Aim of the task: Retype everything in the rows below, from the very first line down through the line containing "minimize-button[interactable] [1129, 0, 1175, 30]", keeping each line identical and stopping there.

Data shown:

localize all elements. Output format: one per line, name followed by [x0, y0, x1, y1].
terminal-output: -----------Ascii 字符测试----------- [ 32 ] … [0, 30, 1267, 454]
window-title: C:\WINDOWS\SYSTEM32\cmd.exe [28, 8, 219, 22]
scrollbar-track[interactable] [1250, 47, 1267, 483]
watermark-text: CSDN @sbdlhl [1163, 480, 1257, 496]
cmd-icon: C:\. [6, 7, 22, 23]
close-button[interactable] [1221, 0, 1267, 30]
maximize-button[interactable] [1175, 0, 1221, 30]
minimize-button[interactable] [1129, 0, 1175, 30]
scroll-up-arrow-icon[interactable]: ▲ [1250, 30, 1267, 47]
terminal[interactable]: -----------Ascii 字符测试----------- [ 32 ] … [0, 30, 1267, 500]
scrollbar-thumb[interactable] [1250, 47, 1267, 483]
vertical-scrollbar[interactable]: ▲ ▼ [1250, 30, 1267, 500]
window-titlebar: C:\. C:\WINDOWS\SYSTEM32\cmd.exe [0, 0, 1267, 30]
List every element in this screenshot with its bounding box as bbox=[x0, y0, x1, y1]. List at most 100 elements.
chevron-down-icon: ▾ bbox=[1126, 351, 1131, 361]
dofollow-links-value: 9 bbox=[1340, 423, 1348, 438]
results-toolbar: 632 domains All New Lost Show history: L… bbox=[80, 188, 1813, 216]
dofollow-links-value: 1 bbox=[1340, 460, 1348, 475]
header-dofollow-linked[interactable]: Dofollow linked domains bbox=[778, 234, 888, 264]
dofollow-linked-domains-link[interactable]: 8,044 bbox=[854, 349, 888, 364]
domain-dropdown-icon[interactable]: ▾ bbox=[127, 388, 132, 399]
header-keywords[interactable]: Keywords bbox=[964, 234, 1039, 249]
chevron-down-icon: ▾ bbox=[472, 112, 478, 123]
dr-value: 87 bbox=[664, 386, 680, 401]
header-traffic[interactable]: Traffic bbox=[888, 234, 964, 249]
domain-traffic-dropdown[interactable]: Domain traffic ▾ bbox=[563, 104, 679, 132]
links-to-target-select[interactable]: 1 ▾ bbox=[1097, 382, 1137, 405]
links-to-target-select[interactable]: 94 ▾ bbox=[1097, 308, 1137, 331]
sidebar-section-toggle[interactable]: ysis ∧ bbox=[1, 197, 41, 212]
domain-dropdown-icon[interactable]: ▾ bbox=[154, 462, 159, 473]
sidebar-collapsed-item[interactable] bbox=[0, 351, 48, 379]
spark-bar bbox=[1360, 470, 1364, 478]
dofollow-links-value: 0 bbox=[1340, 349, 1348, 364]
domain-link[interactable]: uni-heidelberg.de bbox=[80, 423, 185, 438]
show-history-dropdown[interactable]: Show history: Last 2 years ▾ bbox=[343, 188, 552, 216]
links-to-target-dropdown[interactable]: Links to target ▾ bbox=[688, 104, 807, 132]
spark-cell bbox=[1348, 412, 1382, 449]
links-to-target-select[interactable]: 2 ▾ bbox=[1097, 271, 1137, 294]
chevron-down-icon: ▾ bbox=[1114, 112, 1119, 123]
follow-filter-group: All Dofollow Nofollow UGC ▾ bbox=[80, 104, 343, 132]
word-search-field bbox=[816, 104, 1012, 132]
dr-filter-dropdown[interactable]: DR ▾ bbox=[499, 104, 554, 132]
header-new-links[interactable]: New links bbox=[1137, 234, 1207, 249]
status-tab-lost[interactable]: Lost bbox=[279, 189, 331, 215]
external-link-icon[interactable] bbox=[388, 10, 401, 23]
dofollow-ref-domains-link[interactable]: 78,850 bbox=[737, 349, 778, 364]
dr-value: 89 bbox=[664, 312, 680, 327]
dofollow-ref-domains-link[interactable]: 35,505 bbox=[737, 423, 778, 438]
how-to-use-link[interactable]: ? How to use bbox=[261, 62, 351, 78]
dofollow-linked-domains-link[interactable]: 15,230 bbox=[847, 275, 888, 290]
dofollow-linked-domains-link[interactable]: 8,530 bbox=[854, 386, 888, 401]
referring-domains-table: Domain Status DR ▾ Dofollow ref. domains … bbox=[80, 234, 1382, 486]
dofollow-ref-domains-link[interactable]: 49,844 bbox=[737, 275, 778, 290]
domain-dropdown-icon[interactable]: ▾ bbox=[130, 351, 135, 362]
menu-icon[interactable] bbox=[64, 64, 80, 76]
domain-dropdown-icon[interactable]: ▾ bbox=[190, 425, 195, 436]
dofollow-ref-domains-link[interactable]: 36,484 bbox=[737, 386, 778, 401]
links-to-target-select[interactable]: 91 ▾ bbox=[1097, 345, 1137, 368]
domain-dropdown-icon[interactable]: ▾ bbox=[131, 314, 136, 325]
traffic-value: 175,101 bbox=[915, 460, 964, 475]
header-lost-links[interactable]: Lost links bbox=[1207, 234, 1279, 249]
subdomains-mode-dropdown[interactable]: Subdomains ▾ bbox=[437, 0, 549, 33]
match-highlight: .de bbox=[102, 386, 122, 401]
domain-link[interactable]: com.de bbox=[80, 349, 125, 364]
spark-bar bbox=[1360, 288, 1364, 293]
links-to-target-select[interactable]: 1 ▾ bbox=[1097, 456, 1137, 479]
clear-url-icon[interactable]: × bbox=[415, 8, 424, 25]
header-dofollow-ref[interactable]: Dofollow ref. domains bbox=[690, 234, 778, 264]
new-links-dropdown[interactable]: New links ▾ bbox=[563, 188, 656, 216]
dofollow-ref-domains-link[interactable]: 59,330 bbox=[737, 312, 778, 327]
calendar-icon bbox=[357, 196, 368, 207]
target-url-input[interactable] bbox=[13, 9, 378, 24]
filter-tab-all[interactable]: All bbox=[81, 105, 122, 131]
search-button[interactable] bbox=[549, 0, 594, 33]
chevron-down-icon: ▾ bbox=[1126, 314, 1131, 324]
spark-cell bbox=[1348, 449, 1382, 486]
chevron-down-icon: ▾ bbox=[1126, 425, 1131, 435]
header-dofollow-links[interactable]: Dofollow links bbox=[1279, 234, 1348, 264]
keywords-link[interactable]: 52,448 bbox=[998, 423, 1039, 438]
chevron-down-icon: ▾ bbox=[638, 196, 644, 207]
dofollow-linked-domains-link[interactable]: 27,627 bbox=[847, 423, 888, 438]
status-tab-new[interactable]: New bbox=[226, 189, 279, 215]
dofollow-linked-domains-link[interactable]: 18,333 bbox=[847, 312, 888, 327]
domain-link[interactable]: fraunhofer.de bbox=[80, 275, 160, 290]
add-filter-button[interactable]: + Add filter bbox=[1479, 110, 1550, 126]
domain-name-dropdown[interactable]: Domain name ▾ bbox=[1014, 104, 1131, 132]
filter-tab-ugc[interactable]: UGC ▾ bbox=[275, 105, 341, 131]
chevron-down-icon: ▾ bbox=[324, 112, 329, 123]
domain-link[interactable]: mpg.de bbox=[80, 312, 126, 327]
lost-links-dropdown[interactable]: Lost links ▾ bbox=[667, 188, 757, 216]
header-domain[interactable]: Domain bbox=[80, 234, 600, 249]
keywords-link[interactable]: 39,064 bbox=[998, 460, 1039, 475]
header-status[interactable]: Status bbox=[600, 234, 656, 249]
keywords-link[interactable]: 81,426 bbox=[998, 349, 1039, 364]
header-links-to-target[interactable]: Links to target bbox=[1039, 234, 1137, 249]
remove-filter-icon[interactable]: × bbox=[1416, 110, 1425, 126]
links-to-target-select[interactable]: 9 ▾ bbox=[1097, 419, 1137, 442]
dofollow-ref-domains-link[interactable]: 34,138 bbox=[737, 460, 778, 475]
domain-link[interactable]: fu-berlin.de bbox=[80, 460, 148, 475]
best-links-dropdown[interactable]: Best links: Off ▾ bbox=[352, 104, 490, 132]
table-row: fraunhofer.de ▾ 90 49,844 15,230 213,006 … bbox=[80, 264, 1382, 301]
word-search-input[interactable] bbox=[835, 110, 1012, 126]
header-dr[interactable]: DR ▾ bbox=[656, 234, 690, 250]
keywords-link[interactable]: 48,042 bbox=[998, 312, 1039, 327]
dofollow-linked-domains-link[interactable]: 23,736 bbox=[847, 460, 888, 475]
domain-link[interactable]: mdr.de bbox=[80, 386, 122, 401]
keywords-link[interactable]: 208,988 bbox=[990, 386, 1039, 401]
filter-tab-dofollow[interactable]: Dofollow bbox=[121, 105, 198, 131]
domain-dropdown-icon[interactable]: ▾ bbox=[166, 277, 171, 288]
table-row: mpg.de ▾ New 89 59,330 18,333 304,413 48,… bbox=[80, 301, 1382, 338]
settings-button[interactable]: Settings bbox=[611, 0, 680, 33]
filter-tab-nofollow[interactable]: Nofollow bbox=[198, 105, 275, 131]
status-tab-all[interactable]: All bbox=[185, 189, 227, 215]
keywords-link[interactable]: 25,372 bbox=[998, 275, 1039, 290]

Exercise answer:
localize all elements. Output format: one per line, name followed by [x0, y0, x1, y1].
terminal-output: -----------Ascii 字符测试----------- [ 32 ] … [0, 30, 1267, 454]
window-title: C:\WINDOWS\SYSTEM32\cmd.exe [28, 8, 219, 22]
scrollbar-track[interactable] [1250, 47, 1267, 483]
watermark-text: CSDN @sbdlhl [1163, 480, 1257, 496]
cmd-icon: C:\. [6, 7, 22, 23]
close-button[interactable] [1221, 0, 1267, 30]
maximize-button[interactable] [1175, 0, 1221, 30]
minimize-button[interactable] [1129, 0, 1175, 30]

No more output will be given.